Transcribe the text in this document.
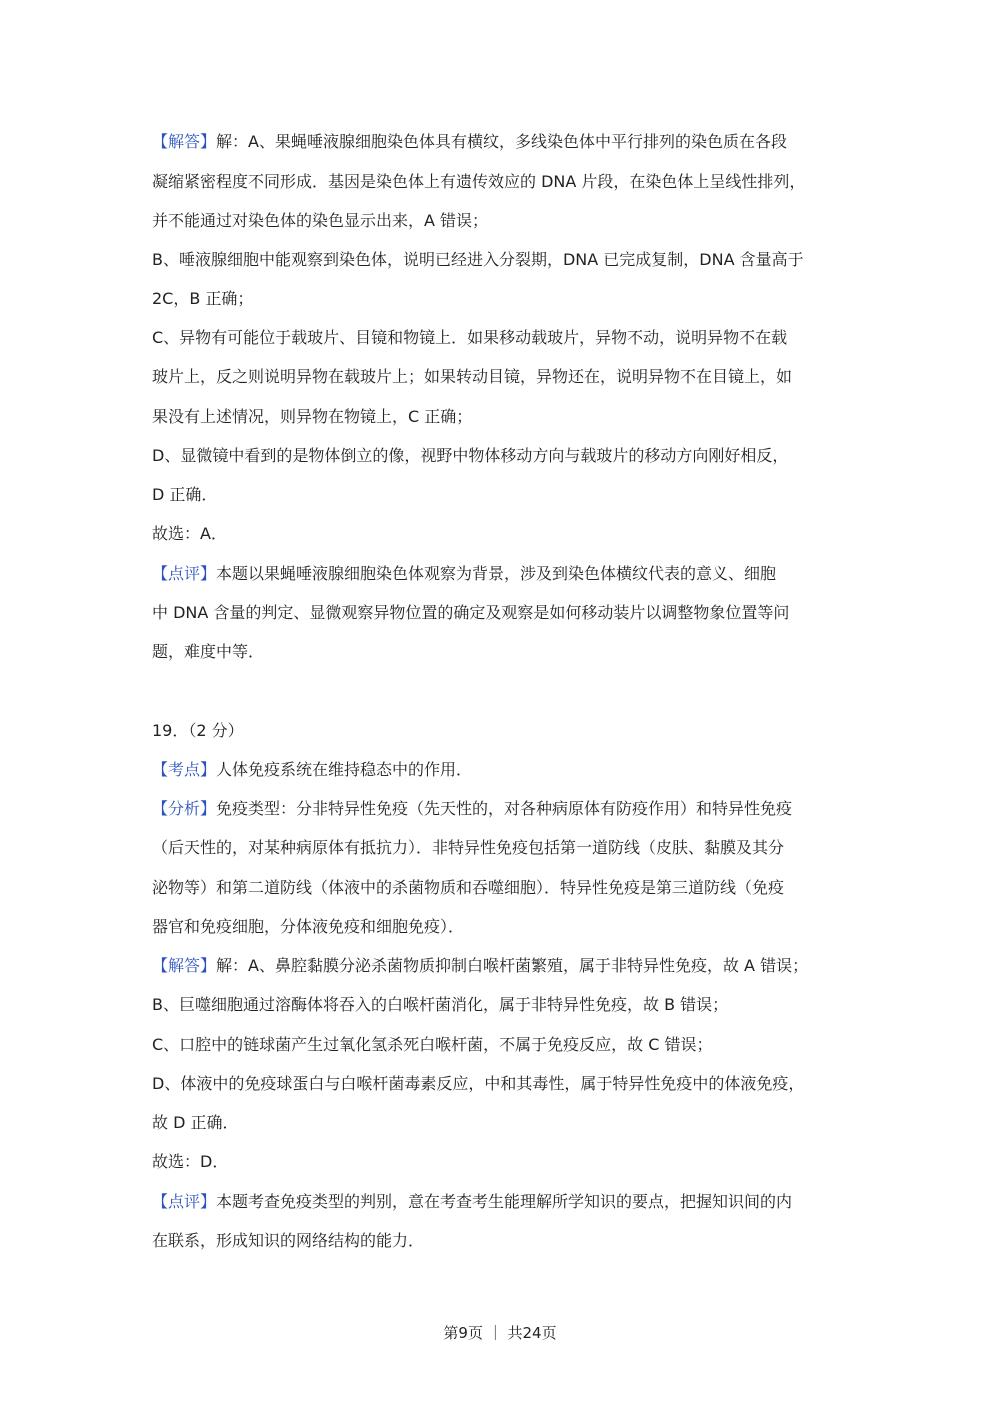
【解答】解：A、果蝇唾液腺细胞染色体具有横纹，多线染色体中平行排列的染色质在各段
凝缩紧密程度不同形成．基因是染色体上有遗传效应的 DNA 片段，在染色体上呈线性排列，
并不能通过对染色体的染色显示出来，A 错误；
B、唾液腺细胞中能观察到染色体，说明已经进入分裂期，DNA 已完成复制，DNA 含量高于
2C，B 正确；
C、异物有可能位于载玻片、目镜和物镜上．如果移动载玻片，异物不动，说明异物不在载
玻片上，反之则说明异物在载玻片上；如果转动目镜，异物还在，说明异物不在目镜上，如
果没有上述情况，则异物在物镜上，C 正确；
D、显微镜中看到的是物体倒立的像，视野中物体移动方向与载玻片的移动方向刚好相反，
D 正确．
故选：A．
【点评】本题以果蝇唾液腺细胞染色体观察为背景，涉及到染色体横纹代表的意义、细胞
中 DNA 含量的判定、显微观察异物位置的确定及观察是如何移动装片以调整物象位置等问
题，难度中等．
19．（2 分）
【考点】人体免疫系统在维持稳态中的作用．
【分析】免疫类型：分非特异性免疫（先天性的，对各种病原体有防疫作用）和特异性免疫
（后天性的，对某种病原体有抵抗力）．非特异性免疫包括第一道防线（皮肤、黏膜及其分
泌物等）和第二道防线（体液中的杀菌物质和吞噬细胞）．特异性免疫是第三道防线（免疫
器官和免疫细胞，分体液免疫和细胞免疫）．
【解答】解：A、鼻腔黏膜分泌杀菌物质抑制白喉杆菌繁殖，属于非特异性免疫，故 A 错误；
B、巨噬细胞通过溶酶体将吞入的白喉杆菌消化，属于非特异性免疫，故 B 错误；
C、口腔中的链球菌产生过氧化氢杀死白喉杆菌，不属于免疫反应，故 C 错误；
D、体液中的免疫球蛋白与白喉杆菌毒素反应，中和其毒性，属于特异性免疫中的体液免疫，
故 D 正确．
故选：D．
【点评】本题考查免疫类型的判别，意在考查考生能理解所学知识的要点，把握知识间的内
在联系，形成知识的网络结构的能力．
第9页 ｜ 共24页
= = =
# Exercise instructions
Print the listing above in full, exactly as written. Omit any pictures.

# In response
Transcribe the text in this document.
【解答】解：A、果蝇唾液腺细胞染色体具有横纹，多线染色体中平行排列的染色质在各段
凝缩紧密程度不同形成．基因是染色体上有遗传效应的 DNA 片段，在染色体上呈线性排列，
并不能通过对染色体的染色显示出来，A 错误；
B、唾液腺细胞中能观察到染色体，说明已经进入分裂期，DNA 已完成复制，DNA 含量高于
2C，B 正确；
C、异物有可能位于载玻片、目镜和物镜上．如果移动载玻片，异物不动，说明异物不在载
玻片上，反之则说明异物在载玻片上；如果转动目镜，异物还在，说明异物不在目镜上，如
果没有上述情况，则异物在物镜上，C 正确；
D、显微镜中看到的是物体倒立的像，视野中物体移动方向与载玻片的移动方向刚好相反，
D 正确．
故选：A．
【点评】本题以果蝇唾液腺细胞染色体观察为背景，涉及到染色体横纹代表的意义、细胞
中 DNA 含量的判定、显微观察异物位置的确定及观察是如何移动装片以调整物象位置等问
题，难度中等．
19．（2 分）
【考点】人体免疫系统在维持稳态中的作用．
【分析】免疫类型：分非特异性免疫（先天性的，对各种病原体有防疫作用）和特异性免疫
（后天性的，对某种病原体有抵抗力）．非特异性免疫包括第一道防线（皮肤、黏膜及其分
泌物等）和第二道防线（体液中的杀菌物质和吞噬细胞）．特异性免疫是第三道防线（免疫
器官和免疫细胞，分体液免疫和细胞免疫）．
【解答】解：A、鼻腔黏膜分泌杀菌物质抑制白喉杆菌繁殖，属于非特异性免疫，故 A 错误；
B、巨噬细胞通过溶酶体将吞入的白喉杆菌消化，属于非特异性免疫，故 B 错误；
C、口腔中的链球菌产生过氧化氢杀死白喉杆菌，不属于免疫反应，故 C 错误；
D、体液中的免疫球蛋白与白喉杆菌毒素反应，中和其毒性，属于特异性免疫中的体液免疫，
故 D 正确．
故选：D．
【点评】本题考查免疫类型的判别，意在考查考生能理解所学知识的要点，把握知识间的内
在联系，形成知识的网络结构的能力．
第9页 ｜ 共24页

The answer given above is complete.